▸ STATED PROBLEM
Pick up the essay below about guiding youth trips for a wilderness outfitter and continue it from its last sentence.

▸ PROVIDED TEXT
Buy the Fucking Opal

Stories I have Never Told (for My Girls)

It was 2000.  I was jumping up to put my pack on the van’s roof rack.  It only took me three tries. He stood behind me and said, “Hmmm.  Do you really think you can carry these boys out of the field if you can’t even get your pack on the van?”  “Stop it.” I slapped his arm while standing there in my flower poly-pro shirt by Royal Robbin. (They had come out with a female gear line and I had several.)  We were working for Blueridge Backcountry, a wilderness outfitter, where we took youth groups and at-risk youth into the woods for seven days.  We had all been trained by Outward Bound or NOLS and had our wilderness first aid or responder, some sort of swift water rescue cert, and plenty of climbing hours to lead or top rope.  But, I was different.

Sure there were three other females on staff, but I was the only one wearing flowers.  Also, the other male staff loved to question my thong underwear when we did laundry in the creek.  Being seven days on, with six nights in the field and one night off, creek laundry was all we had. A rope was tied from tree to tree using a couple of taut-line hitches and  it was the only place I knew to dry them. If I left them in my pack they would sour, put them under my tarp and they would stay wet with condensation, so there they hung between the trees for the entire staff to see.  The other girls were smart; they wore granny panties, olive green cargo pants, and quick-dry khaki shirts that they got gear discounts on from the printed Camp-mor catalog that used to come to the back country office. Hey, I was Californian, a little wild, and yeah I liked flowers.

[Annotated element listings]
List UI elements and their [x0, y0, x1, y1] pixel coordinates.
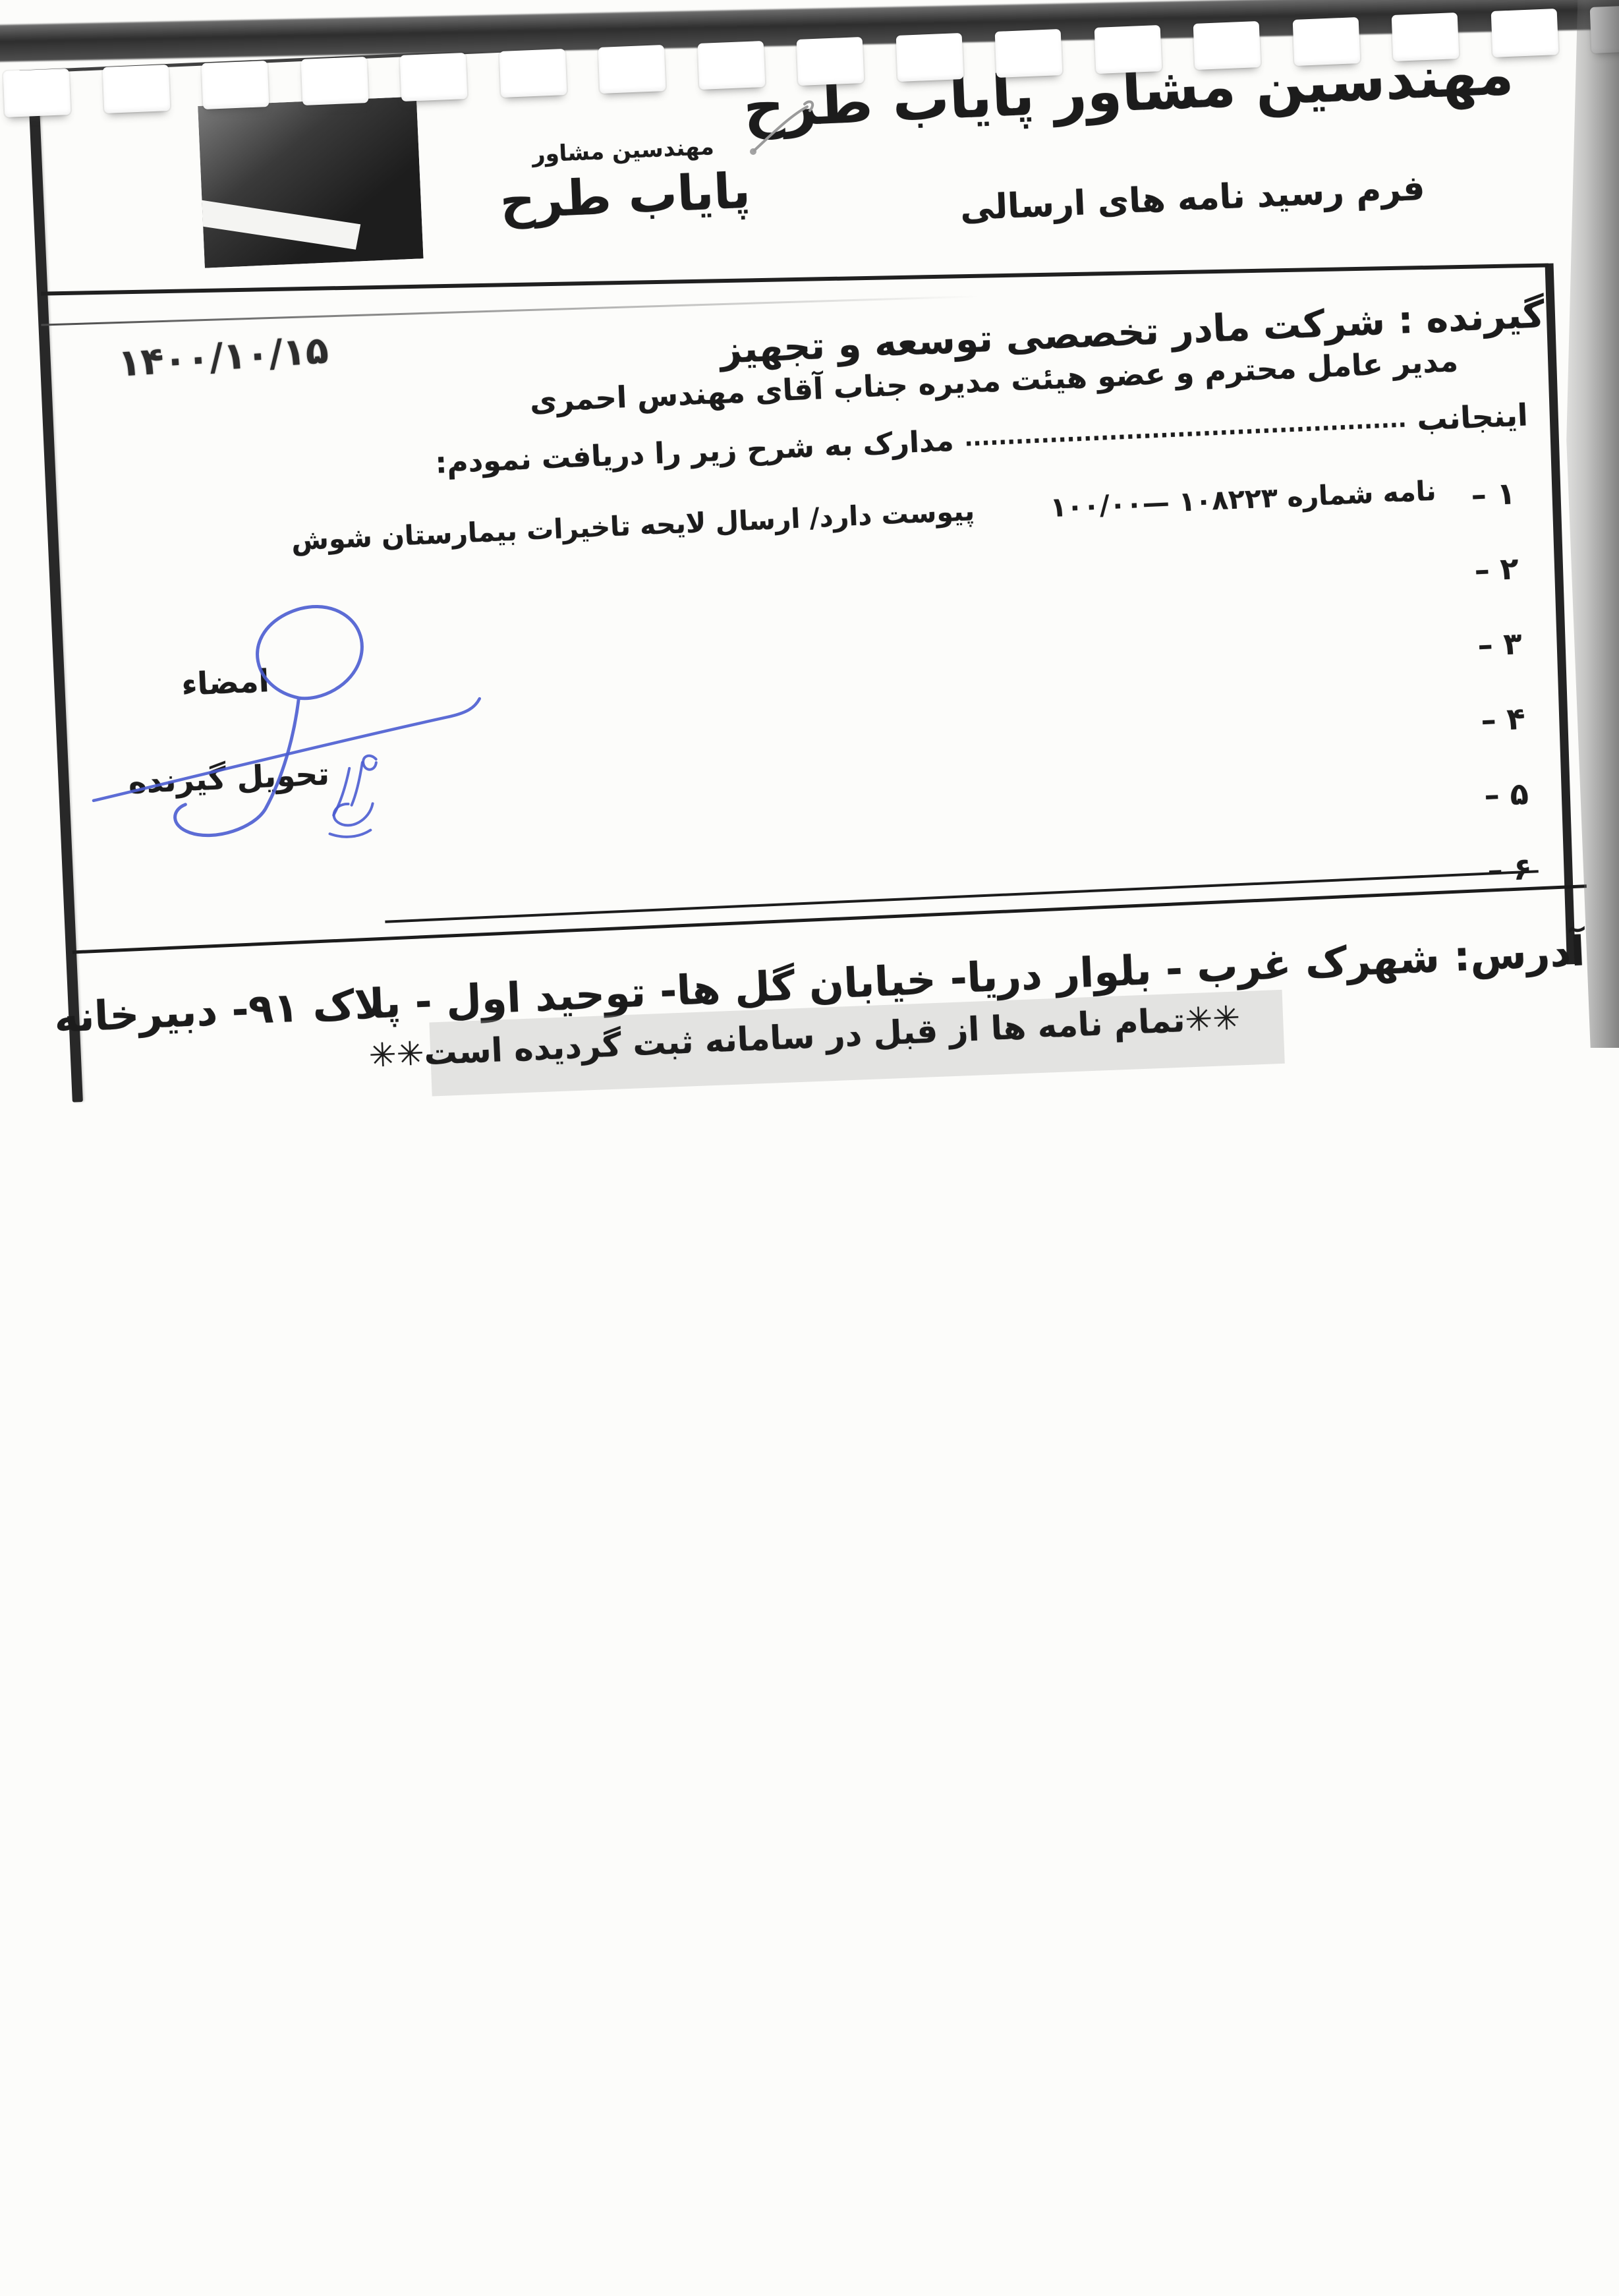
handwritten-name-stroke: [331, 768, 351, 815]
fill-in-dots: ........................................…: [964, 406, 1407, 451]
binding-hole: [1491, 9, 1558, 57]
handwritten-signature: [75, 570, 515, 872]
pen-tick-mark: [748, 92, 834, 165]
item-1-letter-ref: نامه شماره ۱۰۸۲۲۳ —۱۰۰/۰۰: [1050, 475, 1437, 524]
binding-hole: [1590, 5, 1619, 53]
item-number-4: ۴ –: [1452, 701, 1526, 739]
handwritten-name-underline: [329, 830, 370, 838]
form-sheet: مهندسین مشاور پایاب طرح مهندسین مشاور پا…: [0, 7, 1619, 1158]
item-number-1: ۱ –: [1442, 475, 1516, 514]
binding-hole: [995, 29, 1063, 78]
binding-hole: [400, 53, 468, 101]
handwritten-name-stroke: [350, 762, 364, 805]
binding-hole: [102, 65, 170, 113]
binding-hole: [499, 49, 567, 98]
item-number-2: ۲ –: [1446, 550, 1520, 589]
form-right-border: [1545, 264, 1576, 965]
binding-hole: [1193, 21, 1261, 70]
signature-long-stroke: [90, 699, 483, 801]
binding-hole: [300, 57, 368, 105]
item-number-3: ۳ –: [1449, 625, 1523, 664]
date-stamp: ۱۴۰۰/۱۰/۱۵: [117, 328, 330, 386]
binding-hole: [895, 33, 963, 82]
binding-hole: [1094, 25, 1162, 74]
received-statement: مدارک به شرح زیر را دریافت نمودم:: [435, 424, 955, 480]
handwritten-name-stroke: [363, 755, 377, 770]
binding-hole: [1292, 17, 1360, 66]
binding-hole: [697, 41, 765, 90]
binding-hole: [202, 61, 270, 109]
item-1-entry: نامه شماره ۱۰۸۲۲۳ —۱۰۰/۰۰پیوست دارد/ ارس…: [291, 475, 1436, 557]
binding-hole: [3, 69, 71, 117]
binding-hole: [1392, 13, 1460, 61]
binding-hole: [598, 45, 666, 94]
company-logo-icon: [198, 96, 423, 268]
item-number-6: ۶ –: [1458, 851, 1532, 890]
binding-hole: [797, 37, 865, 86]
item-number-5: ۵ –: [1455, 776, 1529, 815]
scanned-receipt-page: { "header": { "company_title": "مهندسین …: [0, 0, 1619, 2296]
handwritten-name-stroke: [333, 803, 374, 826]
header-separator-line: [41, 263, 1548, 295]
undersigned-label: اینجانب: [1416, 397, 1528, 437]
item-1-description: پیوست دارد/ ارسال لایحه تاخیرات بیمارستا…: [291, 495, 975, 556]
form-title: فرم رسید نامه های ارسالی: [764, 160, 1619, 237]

▸ OUTPUT OF THE TASK
I was their full-time intern, had spent two semesters in the woods totaling 180 user days, and was the best climber and rescue staff they had.  The summer before, I ran a ropes course and zip-line in Estes Park and the summer before that I managed 30 staff on a high ropes course and climbing wall at the largest summer camp in Southern California. (We had 100 users a day, and I helped to re-design the course so we had two tiers).  Onetime during a couple’s course, a man was yelling at his wife to come on, and then he got stuck on the double tight-rope elements and started crying. He was terrified and I went out to rescue him. He cried that he was stuck, cried that he had yelled at her, and cried that I was holding him while lowering him 40 feet.  I was a total badass, but I had no idea. I just felt like a little 20-something girl who loved flowers and to be in the woods.

In my two-semester Outdoor Skills course, I was placed with seven guys and one male professor.  We all slept under the same tarp and “Guffey” (we all went by last names like some kinda football team), our prof, slept in between us, reading us bible stories from the book of Micah because his wife was pregnant with their third child.  There in the woods on gibbon moon nights, I would think of his wife and wondered if she wished she was with us? They had hiked the A.T. together after undergrad and had tried several times to hike it with their toddlers. She was now homeschooling and pregnant, and he was leading us all over the South in rivers, caves, swamps, and atop peaks.  He taught me orienteering, and for some reason I loved maps. The boys were horrible at it, and whenever we were lost they would argue for hours before listening to me. Guffey would give me a wink like, ‘You little badass you knew all along where you were, if these boys would ever consider you’.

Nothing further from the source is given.